- _DESCRIPTION OF THE TASK_
Read the lines below and count those that have the word "this". Respond with the number only.

..........

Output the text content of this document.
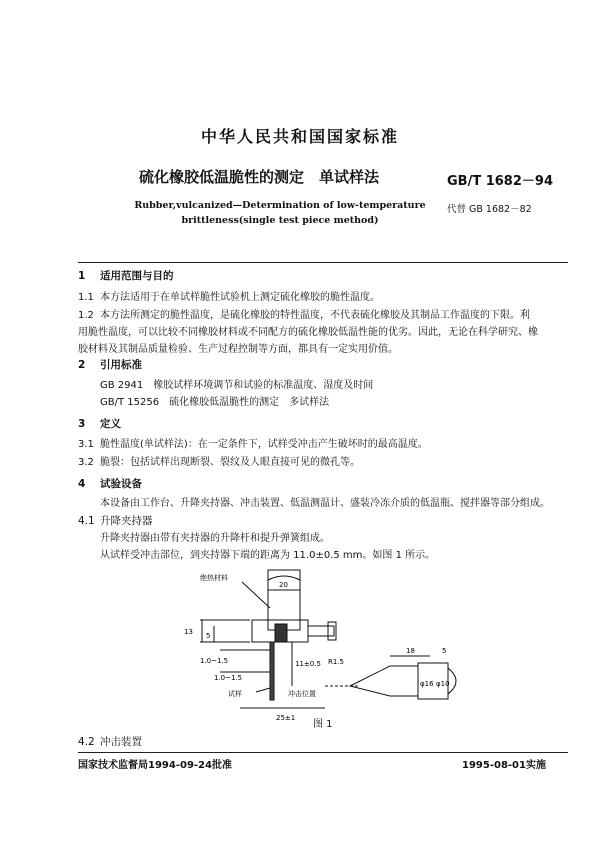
中华人民共和国国家标准
硫化橡胶低温脆性的测定　单试样法	GB/T 1682－94
Rubber,vulcanized—Determination of low-temperature
brittleness(single test piece method)
代替 GB 1682－82
1 适用范围与目的
1.1 本方法适用于在单试样脆性试验机上测定硫化橡胶的脆性温度。
1.2 本方法所测定的脆性温度，是硫化橡胶的特性温度，不代表硫化橡胶及其制品工作温度的下限。利
用脆性温度，可以比较不同橡胶材料或不同配方的硫化橡胶低温性能的优劣。因此，无论在科学研究、橡
胶材料及其制品质量检验、生产过程控制等方面，都具有一定实用价值。
2 引用标准
GB 2941　橡胶试样环境调节和试验的标准温度、湿度及时间
GB/T 15256　硫化橡胶低温脆性的测定　多试样法
3 定义
3.1 脆性温度(单试样法)：在一定条件下，试样受冲击产生破坏时的最高温度。
3.2 脆裂：包括试样出现断裂、裂纹及人眼直接可见的微孔等。
4 试验设备
本设备由工作台、升降夹持器、冲击装置、低温测温计、盛装冷冻介质的低温瓶、搅拌器等部分组成。
4.1 升降夹持器
升降夹持器由带有夹持器的升降杆和提升弹簧组成。
从试样受冲击部位，到夹持器下端的距离为 11.0±0.5 mm。如图 1 所示。
绝热材料
20
13 5
11±0.5
1.0~1.5
1.0~1.5
R1.5
18	5
试样	冲击位置
25±1
φ16 φ10
图 1
4.2 冲击装置
国家技术监督局1994-09-24批准	1995-08-01实施
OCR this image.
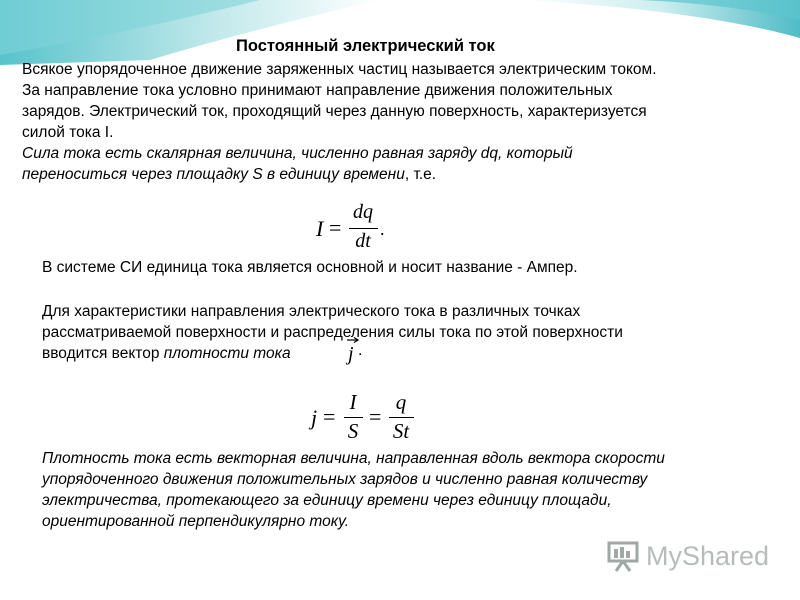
Постоянный электрический ток
Всякое упорядоченное движение заряженных частиц называется электрическим током.
За направление тока условно принимают направление движения положительных
зарядов. Электрический ток, проходящий через данную поверхность, характеризуется
силой тока I.
Сила тока есть скалярная величина, численно равная заряду dq, который
переноситься через площадку S в единицу времени, т.е.
I =
dq
dt
.
В системе СИ единица тока является основной и носит название - Ампер.
Для характеристики направления электрического тока в различных точках
рассматриваемой поверхности и распределения силы тока по этой поверхности
вводится вектор плотности тока	j .
j =
I
S
=
q
St
Плотность тока есть векторная величина, направленная вдоль вектора скорости
упорядоченного движения положительных зарядов и численно равная количеству
электричества, протекающего за единицу времени через единицу площади,
ориентированной перпендикулярно току.
MyShared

..........

- _ANSWER TO THE PROBLEM_
2